WHAT THIS TASK INVOLVES – Could you return each line from the one bearing "What's the underlying" through the last line of the entries, exactly as it stands, with no pictures?

DATA RECORDS –
- - - - -

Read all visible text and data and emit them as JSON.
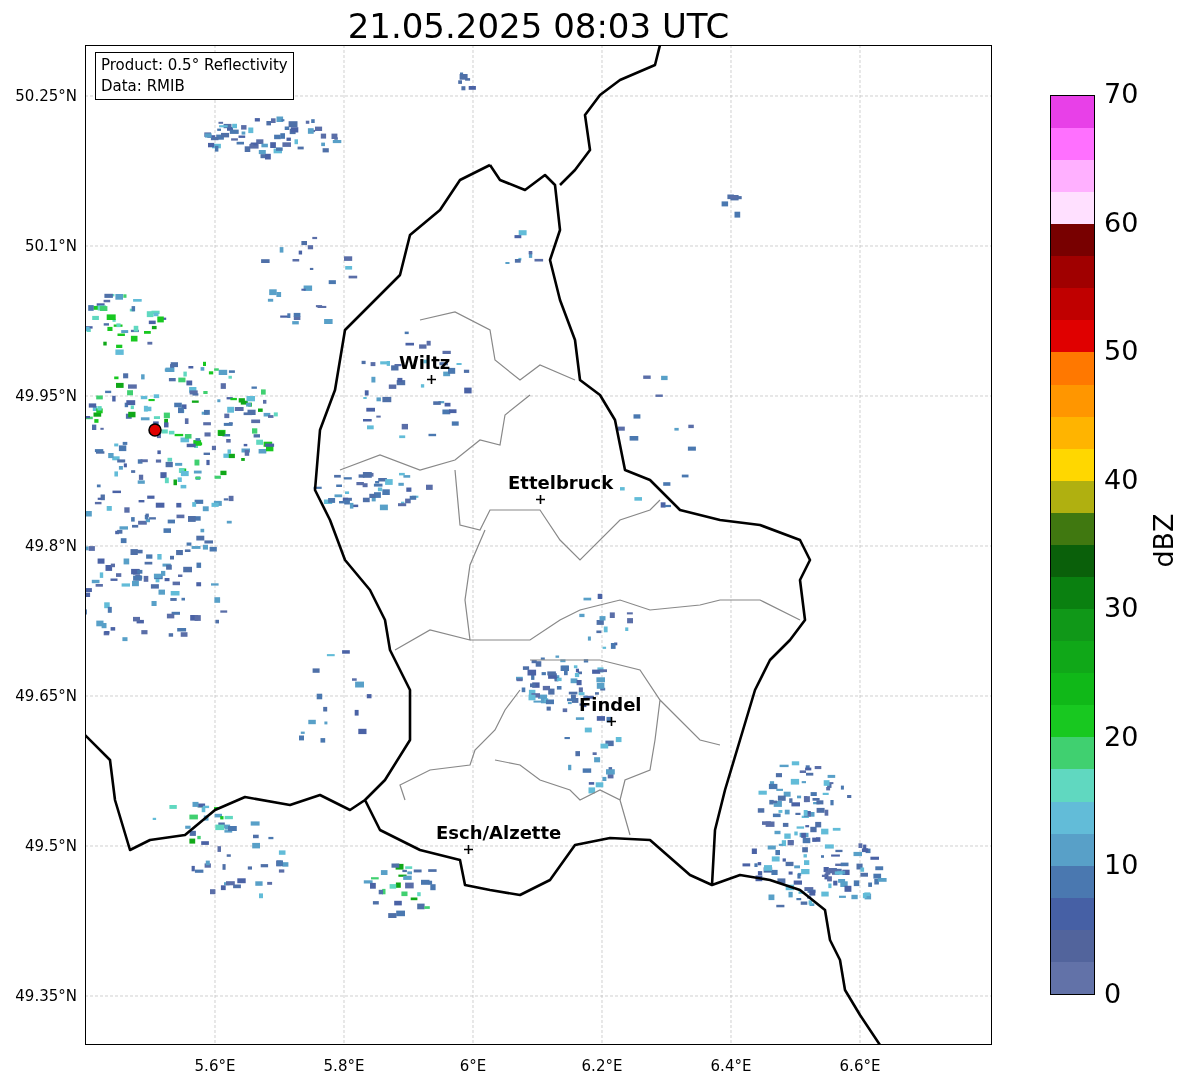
{
  "title": "21.05.2025 08:03 UTC",
  "legend": [
    "Product: 0.5° Reflectivity",
    "Data: RMIB"
  ],
  "map": {
    "lat_ticks": [
      "50.25°N",
      "50.1°N",
      "49.95°N",
      "49.8°N",
      "49.65°N",
      "49.5°N",
      "49.35°N"
    ],
    "lon_ticks": [
      "5.6°E",
      "5.8°E",
      "6°E",
      "6.2°E",
      "6.4°E",
      "6.6°E"
    ],
    "cities": [
      {
        "name": "Wiltz"
      },
      {
        "name": "Ettelbruck"
      },
      {
        "name": "Findel"
      },
      {
        "name": "Esch/Alzette"
      }
    ]
  },
  "colorbar": {
    "label": "dBZ",
    "ticks": [
      "70",
      "60",
      "50",
      "40",
      "30",
      "20",
      "10",
      "0"
    ],
    "segments": [
      {
        "color": "#6272a8"
      },
      {
        "color": "#52649c"
      },
      {
        "color": "#4660a5"
      },
      {
        "color": "#4a78b0"
      },
      {
        "color": "#58a0c8"
      },
      {
        "color": "#62bcd8"
      },
      {
        "color": "#60d8c0"
      },
      {
        "color": "#40d070"
      },
      {
        "color": "#18c820"
      },
      {
        "color": "#10b818"
      },
      {
        "color": "#10a818"
      },
      {
        "color": "#109818"
      },
      {
        "color": "#0a8010"
      },
      {
        "color": "#0a600a"
      },
      {
        "color": "#407810"
      },
      {
        "color": "#b0b010"
      },
      {
        "color": "#ffd700"
      },
      {
        "color": "#ffb400"
      },
      {
        "color": "#ff9600"
      },
      {
        "color": "#ff7800"
      },
      {
        "color": "#e00000"
      },
      {
        "color": "#c00000"
      },
      {
        "color": "#a00000"
      },
      {
        "color": "#780000"
      },
      {
        "color": "#ffe0ff"
      },
      {
        "color": "#ffb0ff"
      },
      {
        "color": "#ff70ff"
      },
      {
        "color": "#e840e8"
      }
    ]
  }
}
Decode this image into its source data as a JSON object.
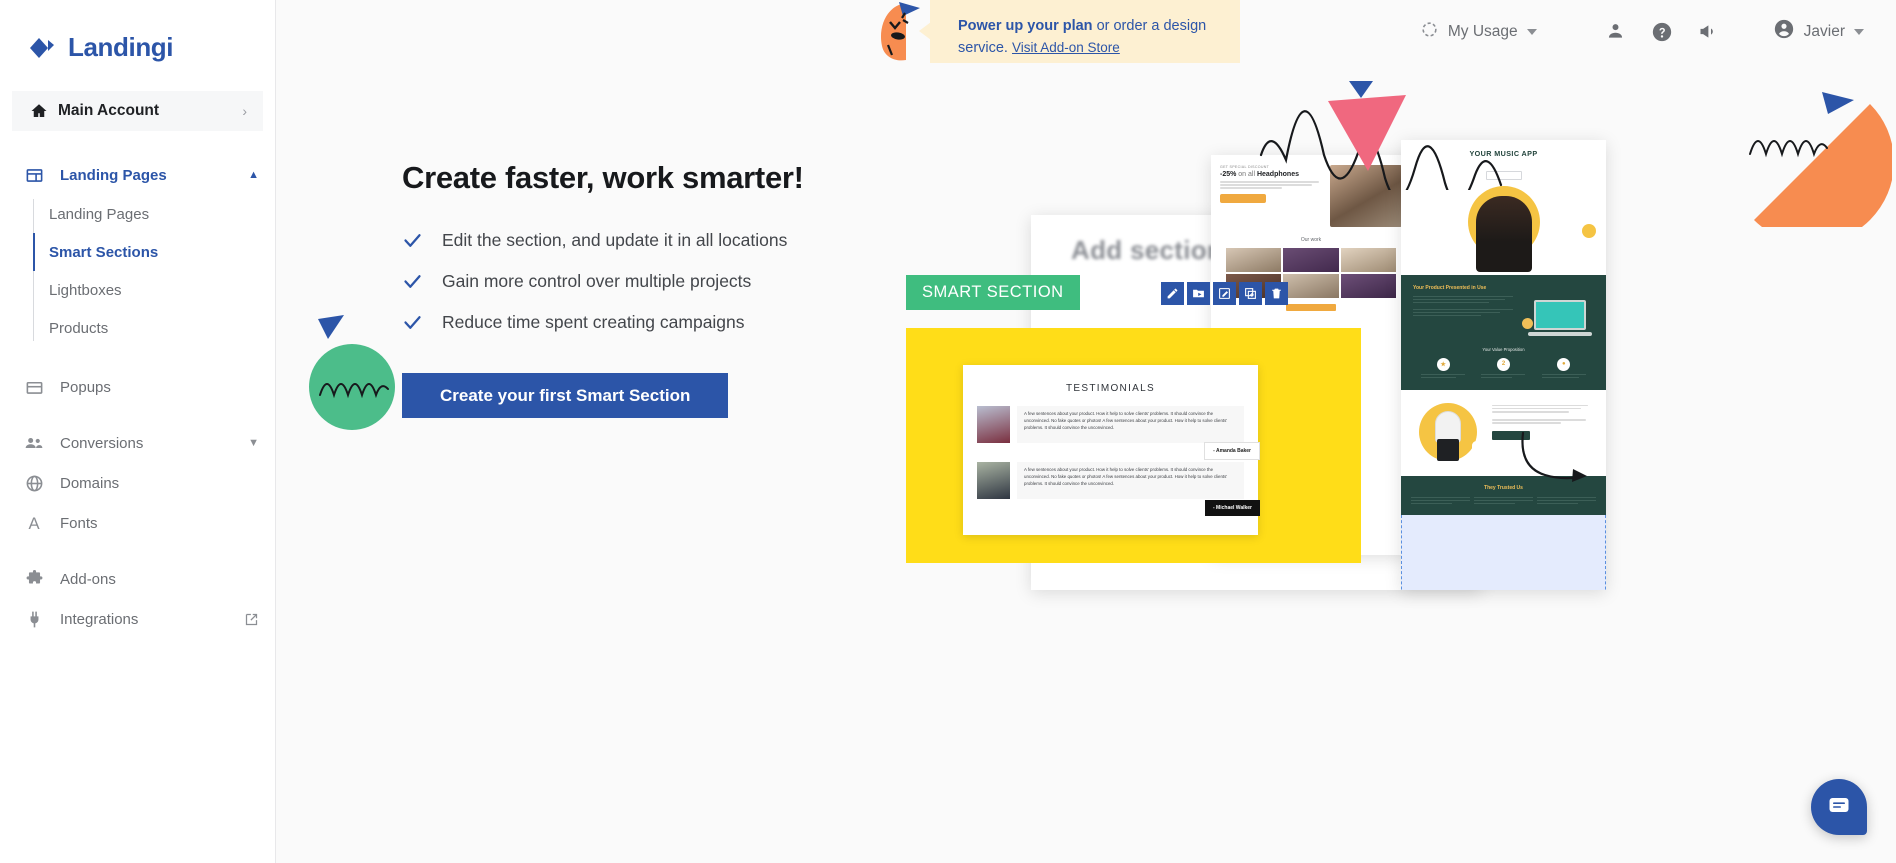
{
  "brand": {
    "name": "Landingi",
    "logo_icon": "landingi-diamond-logo"
  },
  "colors": {
    "brand_blue": "#2c55a8",
    "banner_bg": "#fdf0d2",
    "badge_green": "#3fbd7f",
    "panel_yellow": "#ffdd18",
    "mascot_orange": "#f78c50",
    "accent_pink": "#f0687f"
  },
  "sidebar": {
    "account": {
      "label": "Main Account",
      "icon": "home-icon",
      "chevron": "chevron-right-icon"
    },
    "items": [
      {
        "label": "Landing Pages",
        "icon": "layout-icon",
        "expanded": true,
        "caret": "chevron-up-icon",
        "active": true,
        "children": [
          {
            "label": "Landing Pages",
            "active": false
          },
          {
            "label": "Smart Sections",
            "active": true
          },
          {
            "label": "Lightboxes",
            "active": false
          },
          {
            "label": "Products",
            "active": false
          }
        ]
      },
      {
        "label": "Popups",
        "icon": "popup-window-icon"
      },
      {
        "label": "Conversions",
        "icon": "people-icon",
        "caret": "chevron-down-icon"
      },
      {
        "label": "Domains",
        "icon": "globe-icon"
      },
      {
        "label": "Fonts",
        "icon": "font-letter-a-icon"
      },
      {
        "label": "Add-ons",
        "icon": "puzzle-piece-icon"
      },
      {
        "label": "Integrations",
        "icon": "plug-icon",
        "external": "external-link-icon"
      }
    ]
  },
  "header": {
    "usage": {
      "label": "My Usage",
      "icon": "gauge-icon",
      "caret": "caret-down-icon"
    },
    "icons": [
      {
        "name": "contact-person-icon"
      },
      {
        "name": "help-circle-icon"
      },
      {
        "name": "megaphone-icon"
      }
    ],
    "user": {
      "name": "Javier",
      "icon": "account-circle-icon",
      "caret": "caret-down-icon"
    }
  },
  "promo_banner": {
    "bold_text": "Power up your plan",
    "rest_text": " or order a design service. ",
    "link_text": "Visit Add-on Store",
    "mascot_icon": "orange-mascot-icon"
  },
  "hero": {
    "title": "Create faster, work smarter!",
    "features": [
      {
        "icon": "check-icon",
        "text": "Edit the section, and update it in all locations"
      },
      {
        "icon": "check-icon",
        "text": "Gain more control over multiple projects"
      },
      {
        "icon": "check-icon",
        "text": "Reduce time spent creating campaigns"
      }
    ],
    "cta_label": "Create your first Smart Section"
  },
  "illustration": {
    "add_section_text": "Add section",
    "smart_section_badge": "SMART SECTION",
    "toolbar_icons": [
      {
        "name": "pencil-edit-icon"
      },
      {
        "name": "image-folder-icon"
      },
      {
        "name": "edit-box-icon"
      },
      {
        "name": "duplicate-add-icon"
      },
      {
        "name": "trash-delete-icon"
      }
    ],
    "testimonials": {
      "heading": "TESTIMONIALS",
      "items": [
        {
          "quote": "A few sentences about your product. How it help to solve clients' problems. It should convince the unconvinced. No fake quotes or photos! A few sentences about your product. How it help to solve clients' problems. It should convince the unconvinced.",
          "author": "- Amanda Baker"
        },
        {
          "quote": "A few sentences about your product. How it help to solve clients' problems. It should convince the unconvinced. No fake quotes or photos! A few sentences about your product. How it help to solve clients' problems. It should convince the unconvinced.",
          "author": "- Michael Walker"
        }
      ]
    },
    "mid_page": {
      "kicker": "GET SPECIAL DISCOUNT",
      "headline_discount": "-25%",
      "headline_rest": " on all ",
      "headline_bold": "Headphones",
      "our_work": "Our work"
    },
    "right_page": {
      "title": "YOUR MUSIC APP",
      "section_dark_heading": "Your Product Presented in Use",
      "value_prop": "Your Value Proposition",
      "trusted": "They Trusted Us"
    }
  },
  "chat": {
    "icon": "chat-bubble-icon"
  }
}
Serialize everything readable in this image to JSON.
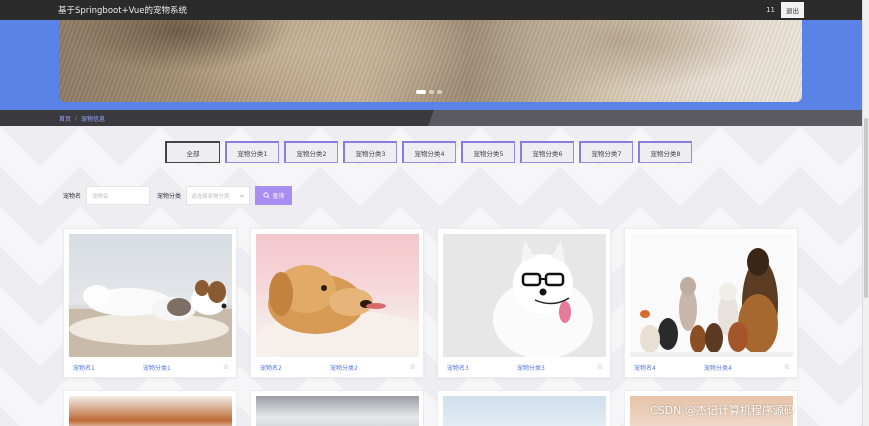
{
  "header": {
    "site_title": "基于Springboot+Vue的宠物系统",
    "user_name": "11",
    "logout_label": "退出"
  },
  "breadcrumb": {
    "home": "首页",
    "separator": "/",
    "current": "宠物信息"
  },
  "categories": [
    "全部",
    "宠物分类1",
    "宠物分类2",
    "宠物分类3",
    "宠物分类4",
    "宠物分类5",
    "宠物分类6",
    "宠物分类7",
    "宠物分类8"
  ],
  "search": {
    "name_label": "宠物名",
    "name_placeholder": "宠物名",
    "category_label": "宠物分类",
    "category_placeholder": "请选择宠物分类",
    "button_label": "查询"
  },
  "pets": [
    {
      "name": "宠物名1",
      "category": "宠物分类1"
    },
    {
      "name": "宠物名2",
      "category": "宠物分类2"
    },
    {
      "name": "宠物名3",
      "category": "宠物分类3"
    },
    {
      "name": "宠物名4",
      "category": "宠物分类4"
    }
  ],
  "carousel": {
    "slide_count": 3,
    "active_index": 0
  },
  "icons": {
    "favorite": "star-outline-icon",
    "search": "search-icon",
    "dropdown": "chevron-down-icon"
  },
  "colors": {
    "accent": "#a88ef0",
    "banner": "#5b82e6",
    "link": "#5a78d8"
  },
  "watermark": "CSDN @杰记计算机程序源码"
}
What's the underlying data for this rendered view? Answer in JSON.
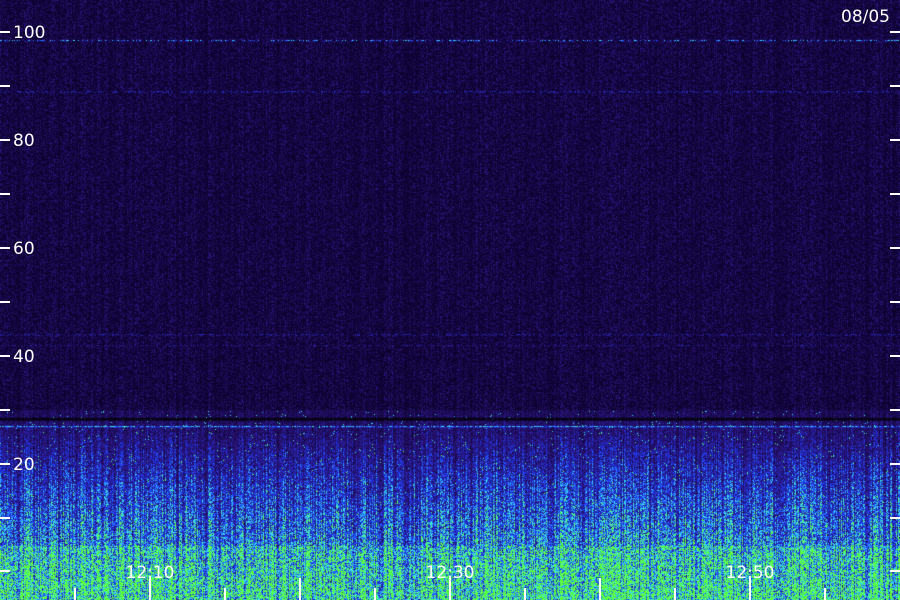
{
  "chart_data": {
    "type": "heatmap",
    "date_label": "08/05",
    "y_axis": {
      "range": [
        0,
        100
      ],
      "labeled_ticks": [
        "100",
        "80",
        "60",
        "40",
        "20"
      ],
      "labeled_tick_values": [
        100,
        80,
        60,
        40,
        20
      ],
      "minor_tick_values": [
        90,
        70,
        50,
        30,
        10,
        0
      ]
    },
    "x_axis": {
      "time_labels": [
        "12:10",
        "12:30",
        "12:50"
      ],
      "time_start": "12:00",
      "time_end": "13:00",
      "tick_interval_min": 5
    },
    "features": [
      {
        "y": 98.5,
        "intensity": 0.7
      },
      {
        "y": 89,
        "intensity": 0.5
      },
      {
        "y": 44,
        "intensity": 0.45
      },
      {
        "y": 42,
        "intensity": 0.35
      },
      {
        "y": 27,
        "intensity": 0.8
      }
    ],
    "colors": {
      "background": "#000000",
      "low": "#2a1470",
      "mid": "#1e3cff",
      "high": "#36e0ff",
      "peak": "#5cff3c",
      "text": "#ffffff"
    }
  }
}
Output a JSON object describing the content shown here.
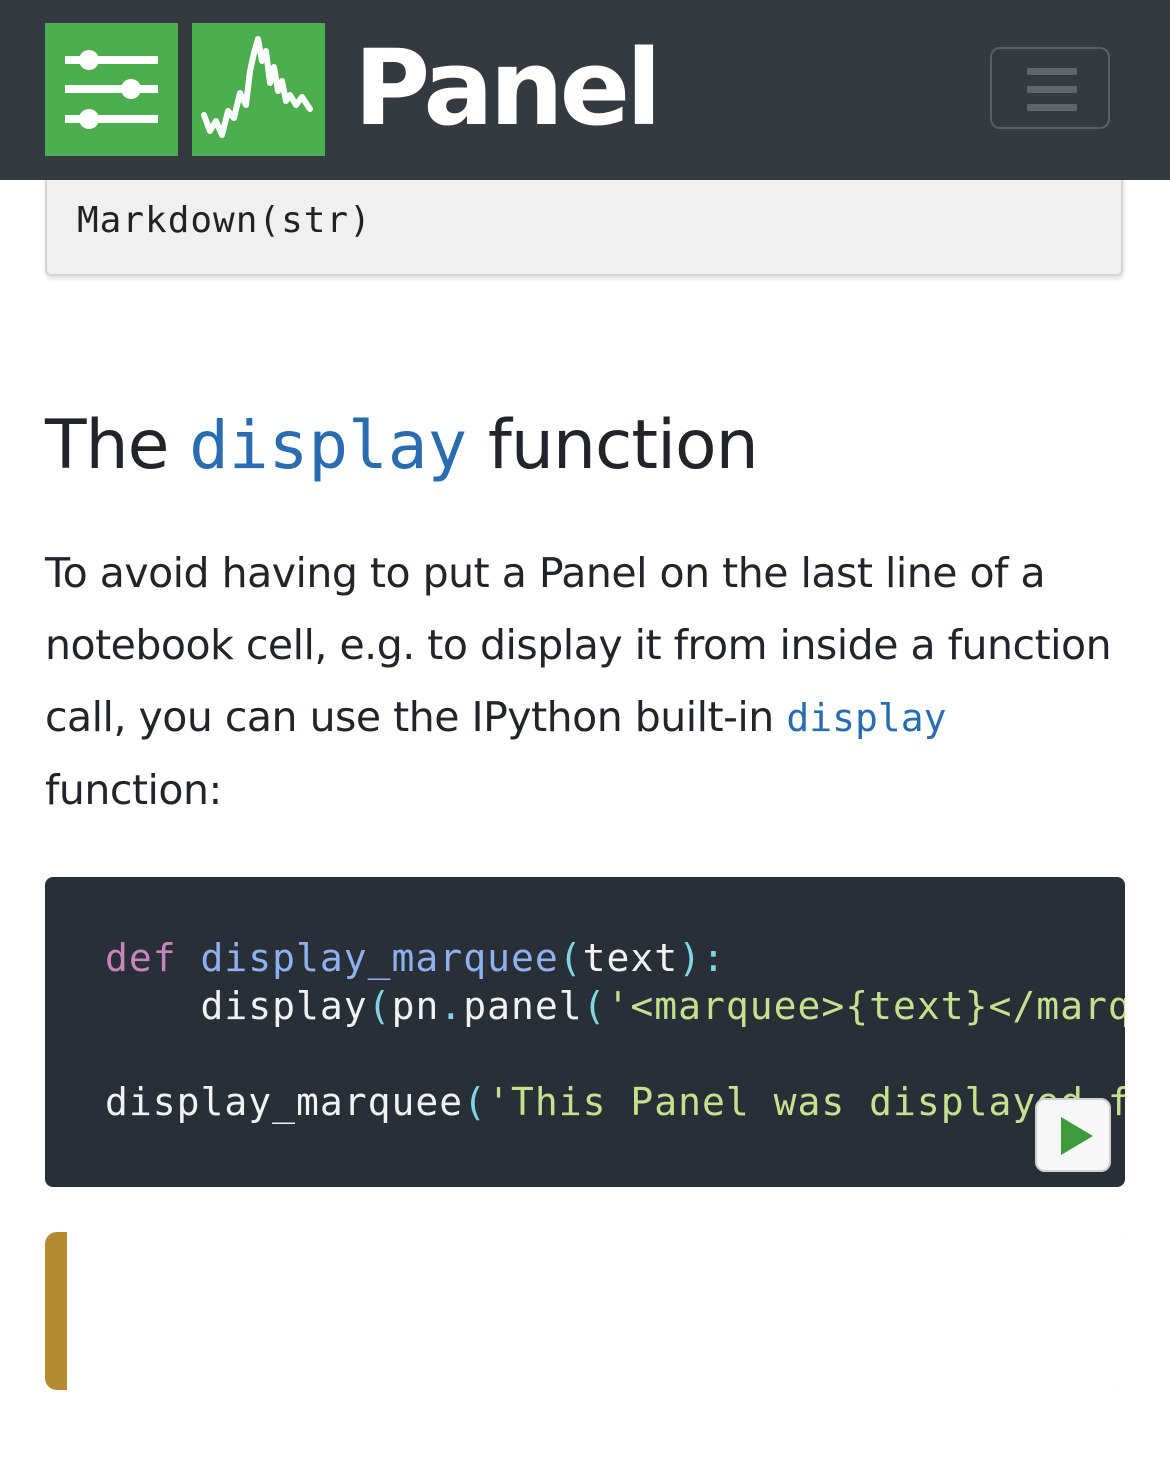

- - - - -

RESULT –
What's the underlying data for this rendered view? Answer in JSON.
{
  "chart_data": {
    "type": "heatmap",
    "date_label": "08/05",
    "y_axis": {
      "range": [
        0,
        100
      ],
      "labeled_ticks": [
        "100",
        "80",
        "60",
        "40",
        "20"
      ],
      "labeled_tick_values": [
        100,
        80,
        60,
        40,
        20
      ],
      "minor_tick_values": [
        90,
        70,
        50,
        30,
        10,
        0
      ]
    },
    "x_axis": {
      "time_labels": [
        "12:10",
        "12:30",
        "12:50"
      ],
      "time_start": "12:00",
      "time_end": "13:00",
      "tick_interval_min": 5
    },
    "features": [
      {
        "y": 98.5,
        "intensity": 0.7
      },
      {
        "y": 89,
        "intensity": 0.5
      },
      {
        "y": 44,
        "intensity": 0.45
      },
      {
        "y": 42,
        "intensity": 0.35
      },
      {
        "y": 27,
        "intensity": 0.8
      }
    ],
    "colors": {
      "background": "#000000",
      "low": "#2a1470",
      "mid": "#1e3cff",
      "high": "#36e0ff",
      "peak": "#5cff3c",
      "text": "#ffffff"
    }
  }
}
Output a JSON object describing the content shown here.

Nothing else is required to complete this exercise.